[start of RECORDS SHOWN]

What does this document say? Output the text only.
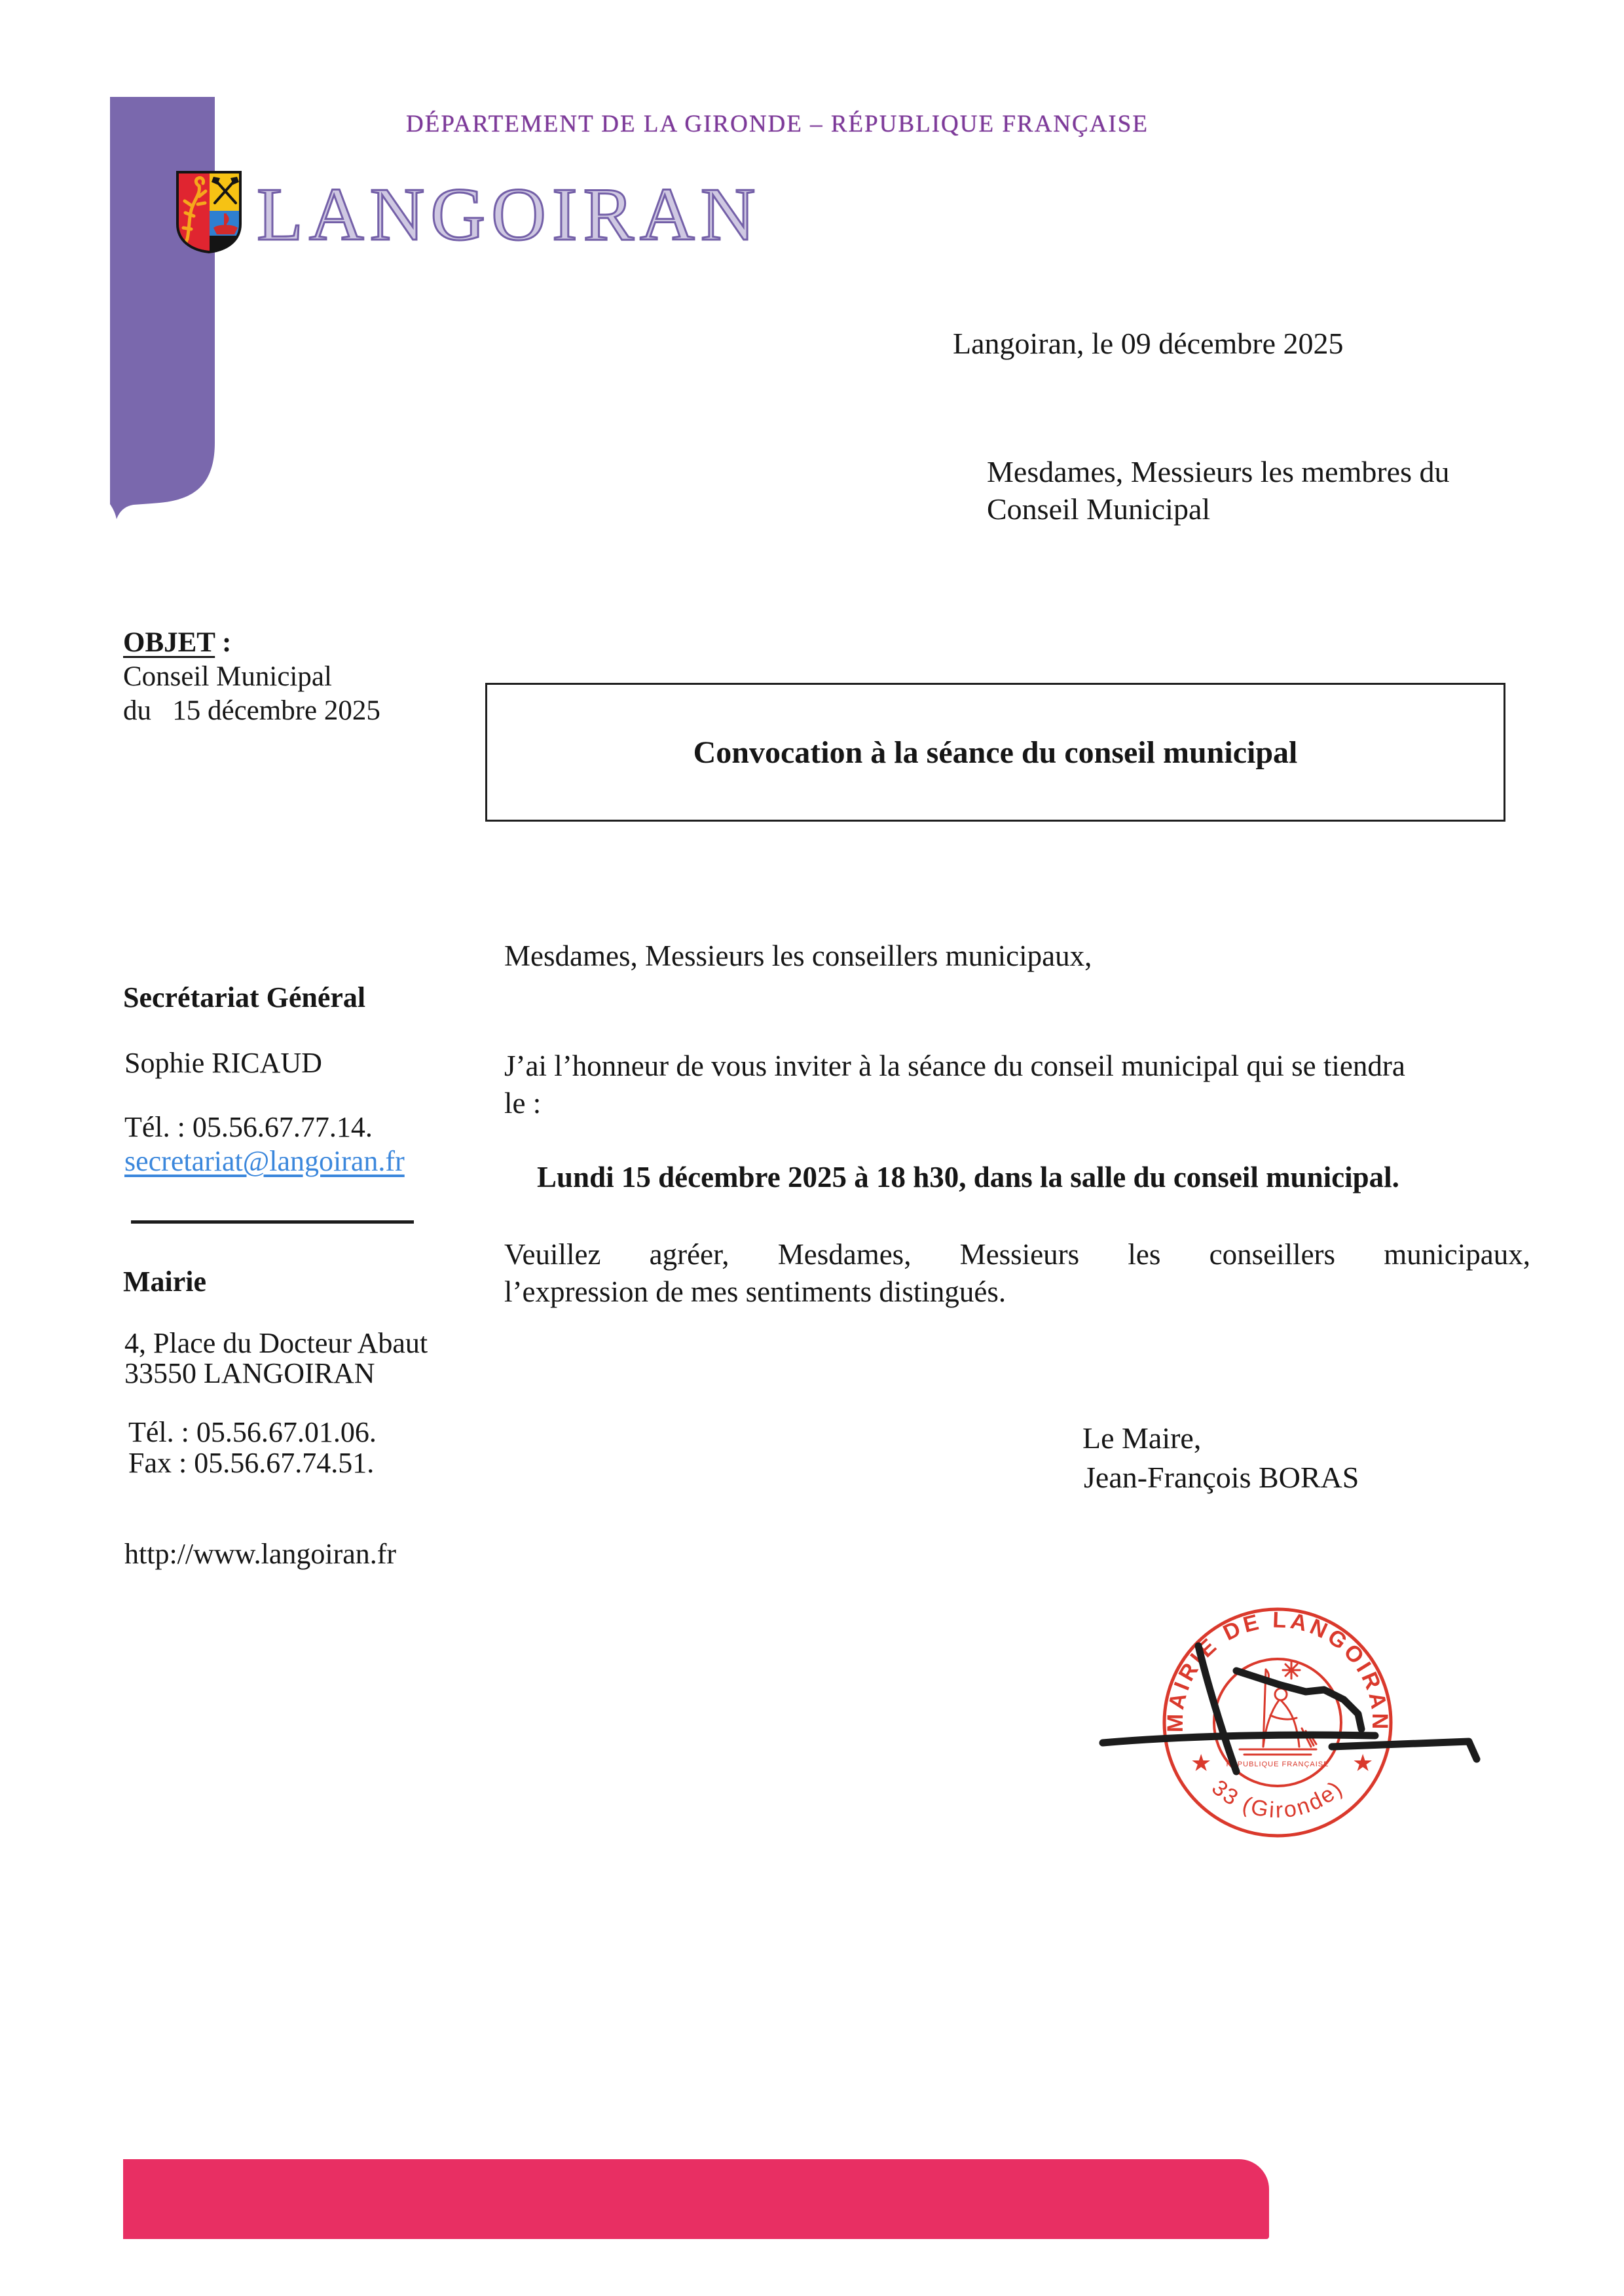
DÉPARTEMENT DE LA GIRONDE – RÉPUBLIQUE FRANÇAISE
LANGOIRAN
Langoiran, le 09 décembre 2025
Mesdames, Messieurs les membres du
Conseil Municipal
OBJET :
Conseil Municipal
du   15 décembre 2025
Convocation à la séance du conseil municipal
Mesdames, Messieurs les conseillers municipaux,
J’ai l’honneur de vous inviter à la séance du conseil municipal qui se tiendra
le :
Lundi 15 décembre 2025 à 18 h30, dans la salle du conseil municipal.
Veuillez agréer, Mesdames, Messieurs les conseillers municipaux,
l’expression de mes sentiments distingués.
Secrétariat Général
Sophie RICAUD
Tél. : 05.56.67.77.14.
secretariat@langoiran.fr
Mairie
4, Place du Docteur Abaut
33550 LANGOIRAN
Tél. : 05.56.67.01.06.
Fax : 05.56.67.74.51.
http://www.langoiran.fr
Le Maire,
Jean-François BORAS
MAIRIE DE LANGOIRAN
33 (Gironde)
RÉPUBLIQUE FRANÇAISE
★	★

[end of RECORDS SHOWN]
[start of RECORDS SHOWN]

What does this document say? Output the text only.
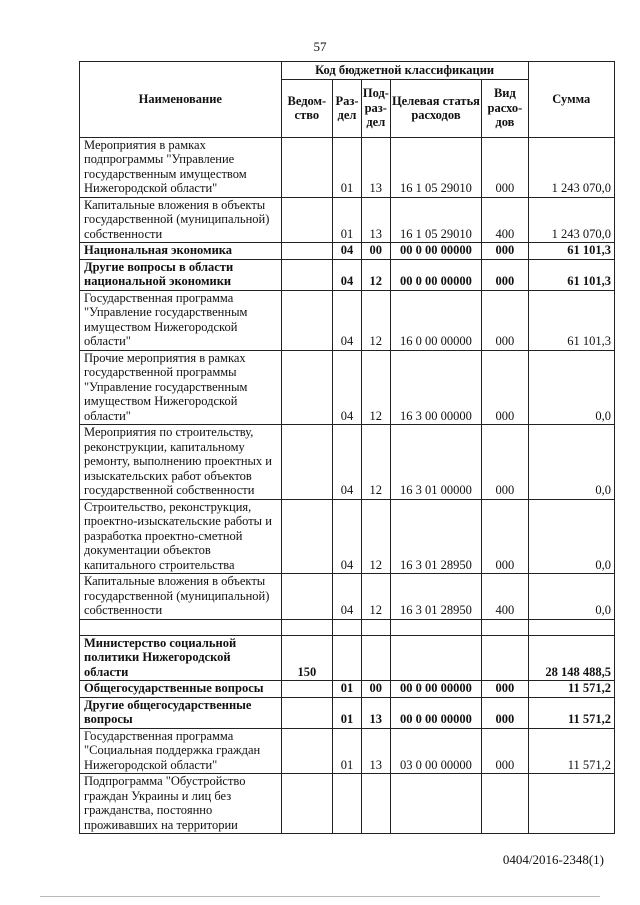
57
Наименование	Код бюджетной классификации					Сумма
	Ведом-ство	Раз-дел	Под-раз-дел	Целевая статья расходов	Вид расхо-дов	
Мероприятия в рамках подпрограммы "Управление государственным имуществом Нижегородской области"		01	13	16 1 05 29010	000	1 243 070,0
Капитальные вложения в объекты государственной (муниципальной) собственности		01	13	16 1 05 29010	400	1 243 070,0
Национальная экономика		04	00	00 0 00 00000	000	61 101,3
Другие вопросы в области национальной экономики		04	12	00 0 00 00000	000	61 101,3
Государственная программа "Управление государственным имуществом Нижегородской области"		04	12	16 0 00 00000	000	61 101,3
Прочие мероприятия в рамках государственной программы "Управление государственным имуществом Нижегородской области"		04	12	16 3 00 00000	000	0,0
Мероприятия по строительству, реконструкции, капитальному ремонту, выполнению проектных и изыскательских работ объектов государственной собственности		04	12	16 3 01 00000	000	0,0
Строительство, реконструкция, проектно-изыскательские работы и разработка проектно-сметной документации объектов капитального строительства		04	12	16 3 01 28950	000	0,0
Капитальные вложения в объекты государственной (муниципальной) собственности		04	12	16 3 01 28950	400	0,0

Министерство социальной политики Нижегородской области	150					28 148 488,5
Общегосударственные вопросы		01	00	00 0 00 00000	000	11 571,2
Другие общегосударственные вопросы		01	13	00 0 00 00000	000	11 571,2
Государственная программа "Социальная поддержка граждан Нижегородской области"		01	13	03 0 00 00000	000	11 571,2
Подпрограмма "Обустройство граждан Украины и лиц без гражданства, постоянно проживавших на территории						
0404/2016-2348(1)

[end of RECORDS SHOWN]
[start of RECORDS SHOWN]

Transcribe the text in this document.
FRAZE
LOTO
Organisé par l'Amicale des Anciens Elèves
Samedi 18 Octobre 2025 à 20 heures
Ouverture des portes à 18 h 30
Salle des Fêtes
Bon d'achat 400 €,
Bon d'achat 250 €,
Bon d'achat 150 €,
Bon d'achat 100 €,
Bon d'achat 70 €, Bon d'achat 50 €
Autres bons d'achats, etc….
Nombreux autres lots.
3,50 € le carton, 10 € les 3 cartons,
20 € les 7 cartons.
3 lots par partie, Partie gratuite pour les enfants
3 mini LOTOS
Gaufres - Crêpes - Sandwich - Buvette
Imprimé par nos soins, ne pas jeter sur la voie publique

[end of RECORDS SHOWN]

• **WHAT YOU ARE ASKED TO DO**
Scan the data for the word "имуществом" and copy every line where it shows up.

• **WORKED SOLUTION**
Мероприятия в рамках подпрограммы "Управление государственным имуществом Нижегородской области"		01	13	16 1 05 29010	000	1 243 070,0
Государственная программа "Управление государственным имуществом Нижегородской области"		04	12	16 0 00 00000	000	61 101,3
Прочие мероприятия в рамках государственной программы "Управление государственным имуществом Нижегородской области"		04	12	16 3 00 00000	000	0,0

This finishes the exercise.